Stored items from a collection
□ □ □ □ □
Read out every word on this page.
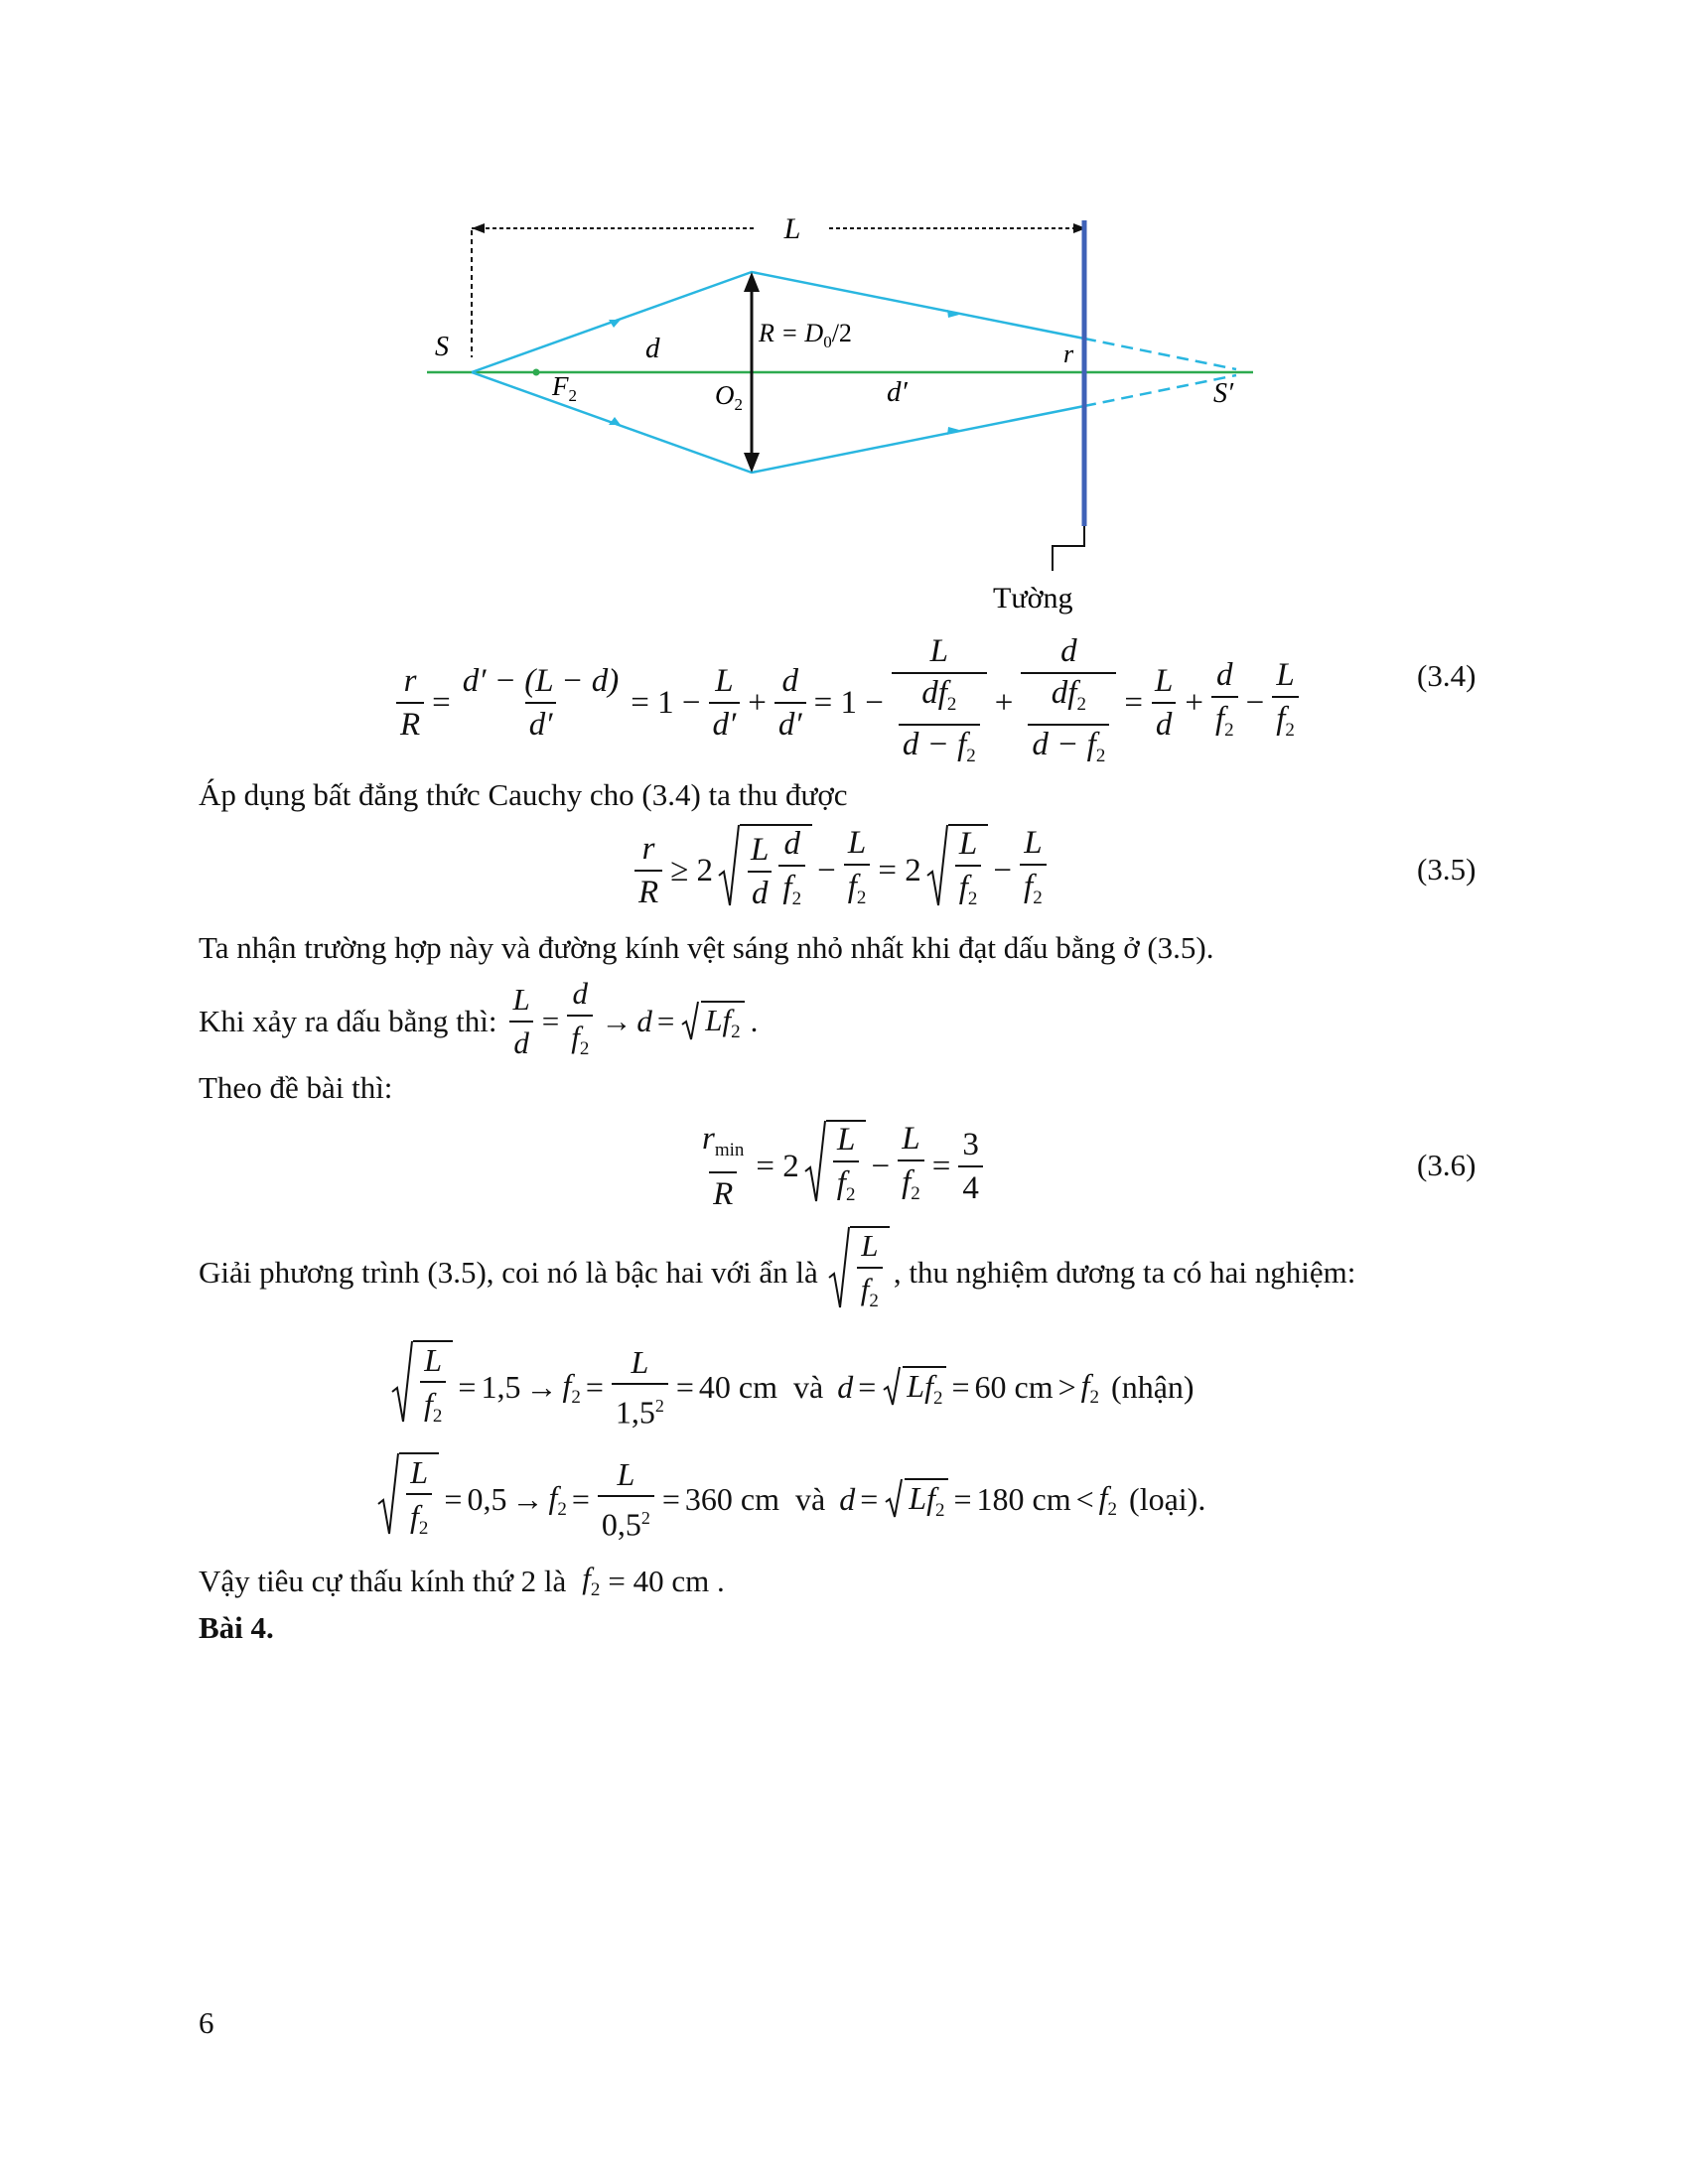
L
S	d	$R = D_0/2$
r
$F_2$	$O_2$	d′	S′
Tường
$\frac{r}{R} = \frac{d' - (L - d)}{d'} = 1 - \frac{L}{d'} + \frac{d}{d'} = 1 - \frac{L}{\frac{df_2}{d - f_2}} + \frac{d}{\frac{df_2}{d - f_2}} = \frac{L}{d} + \frac{d}{f_2} - \frac{L}{f_2}$	(3.4)
Áp dụng bất đẳng thức Cauchy cho (3.4) ta thu được
$\frac{r}{R} \ge 2 \frac{L}{d} \frac{d}{f_2} - \frac{L}{f_2} = 2 \frac{L}{f_2} - \frac{L}{f_2}$	(3.5)
Ta nhận trường hợp này và đường kính vệt sáng nhỏ nhất khi đạt dấu bằng ở (3.5).
Khi xảy ra dấu bằng thì: $\frac{L}{d} = \frac{d}{f_2} \to d = Lf_2$ .
Theo đề bài thì:
$\frac{r_{min}}{R} = 2 \frac{L}{f_2} - \frac{L}{f_2} = \frac{3}{4}$	(3.6)
Giải phương trình (3.5), coi nó là bậc hai với ẩn là $\frac{L}{f_2}$ , thu nghiệm dương ta có hai nghiệm:
$\frac{L}{f_2} = 1,5 \to f_2 = \frac{L}{1,5^2} = 40$ cm và $d = Lf_2 = 60$ cm > $f_2$ (nhận)
$\frac{L}{f_2} = 0,5 \to f_2 = \frac{L}{0,5^2} = 360$ cm và $d = Lf_2 = 180$ cm < $f_2$ (loại).
Vậy tiêu cự thấu kính thứ 2 là $f_2 = 40$ cm .
Bài 4.
6
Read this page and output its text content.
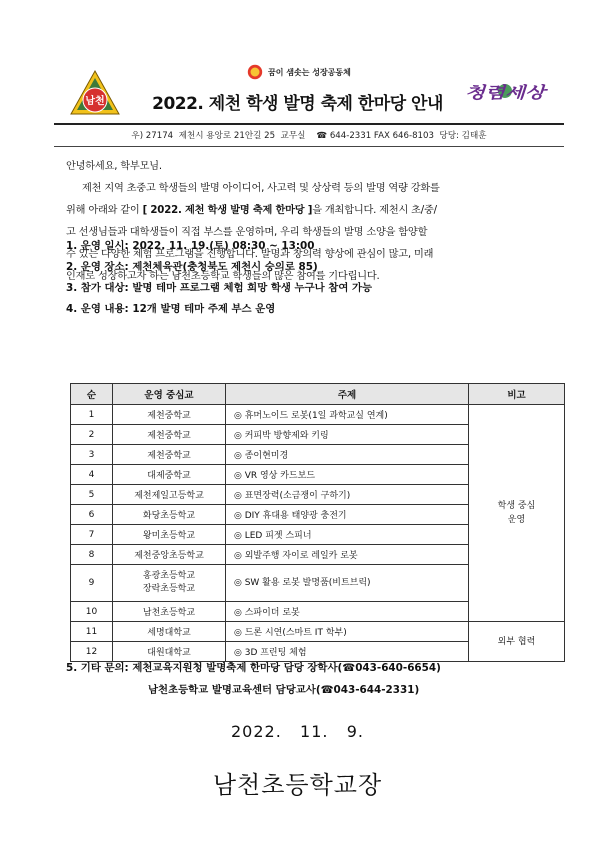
남천
꿈이 샘솟는 성장공동체
2022. 제천 학생 발명 축제 한마당 안내
청렴세상
우) 27174  제천시 용앙로 21안길 25  교무실    ☎ 644-2331 FAX 646-8103  당당: 김태훈
안녕하세요, 학부모님.
제천 지역 초중고 학생들의 발명 아이디어, 사고력 및 상상력 등의 발명 역량 강화를
위해 아래와 같이 [ 2022. 제천 학생 발명 축제 한마당 ]을 개최합니다. 제천시 초/중/
고 선생님들과 대학생들이 직접 부스를 운영하며, 우리 학생들의 발명 소양을 함양할
수 있는 다양한 체험 프로그램을 진행합니다. 발명과 창의력 향상에 관심이 많고, 미래
인재로 성장하고자 하는 남천초등학교 학생들의 많은 참여를 기다립니다.
1. 운영 일시: 2022. 11. 19.(토) 08:30 ~ 13:00
2. 운영 장소: 제천체육관(충청북도 제천시 숭의로 85)
3. 참가 대상: 발명 테마 프로그램 체험 희망 학생 누구나 참여 가능
4. 운영 내용: 12개 발명 테마 주제 부스 운영
순	운영 중심교	주제	비고
1	제천중학교	◎ 휴머노이드 로봇(1일 과학교실 연계)	학생 중심
운영

2	제천중학교	◎ 커피박 방향제와 키링	
3	제천중학교	◎ 종이현미경	
4	대제중학교	◎ VR 영상 카드보드	
5	제천제일고등학교	◎ 표면장력(소금쟁이 구하기)	
6	화당초등학교	◎ DIY 휴대용 태양광 충전기	
7	왕미초등학교	◎ LED 피젯 스피너	
8	제천중앙초등학교	◎ 외발주행 자이로 레일카 로봇	
9	홍광초등학교
장락초등학교	◎ SW 활용 로봇 발명품(비트브릭)	
10	남천초등학교	◎ 스파이더 로봇	
11	세명대학교	◎ 드론 시연(스마트 IT 학부)	외부 협력
12	대원대학교	◎ 3D 프린팅 체험	
5. 기타 문의: 제천교육지원청 발명축제 한마당 담당 장학사(☎043-640-6654)
남천초등학교 발명교육센터 담당교사(☎043-644-2331)
2022.   11.   9.
남천초등학교장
□ □ □ □ □
• **Task to complete**
Up to and including the last line of the listing, starting at the line with "Read this page and output its text content.", extract every line exactly and leave out the pictures.

• **Expected answer**
Read this page and output its text content.
남천
꿈이 샘솟는 성장공동체
2022. 제천 학생 발명 축제 한마당 안내
청렴세상
우) 27174  제천시 용앙로 21안길 25  교무실    ☎ 644-2331 FAX 646-8103  당당: 김태훈
안녕하세요, 학부모님.
제천 지역 초중고 학생들의 발명 아이디어, 사고력 및 상상력 등의 발명 역량 강화를
위해 아래와 같이 [ 2022. 제천 학생 발명 축제 한마당 ]을 개최합니다. 제천시 초/중/
고 선생님들과 대학생들이 직접 부스를 운영하며, 우리 학생들의 발명 소양을 함양할
수 있는 다양한 체험 프로그램을 진행합니다. 발명과 창의력 향상에 관심이 많고, 미래
인재로 성장하고자 하는 남천초등학교 학생들의 많은 참여를 기다립니다.
1. 운영 일시: 2022. 11. 19.(토) 08:30 ~ 13:00
2. 운영 장소: 제천체육관(충청북도 제천시 숭의로 85)
3. 참가 대상: 발명 테마 프로그램 체험 희망 학생 누구나 참여 가능
4. 운영 내용: 12개 발명 테마 주제 부스 운영
순	운영 중심교	주제	비고
1	제천중학교	◎ 휴머노이드 로봇(1일 과학교실 연계)	학생 중심
운영

2	제천중학교	◎ 커피박 방향제와 키링	
3	제천중학교	◎ 종이현미경	
4	대제중학교	◎ VR 영상 카드보드	
5	제천제일고등학교	◎ 표면장력(소금쟁이 구하기)	
6	화당초등학교	◎ DIY 휴대용 태양광 충전기	
7	왕미초등학교	◎ LED 피젯 스피너	
8	제천중앙초등학교	◎ 외발주행 자이로 레일카 로봇	
9	홍광초등학교
장락초등학교	◎ SW 활용 로봇 발명품(비트브릭)	
10	남천초등학교	◎ 스파이더 로봇	
11	세명대학교	◎ 드론 시연(스마트 IT 학부)	외부 협력
12	대원대학교	◎ 3D 프린팅 체험	
5. 기타 문의: 제천교육지원청 발명축제 한마당 담당 장학사(☎043-640-6654)
남천초등학교 발명교육센터 담당교사(☎043-644-2331)
2022.   11.   9.
남천초등학교장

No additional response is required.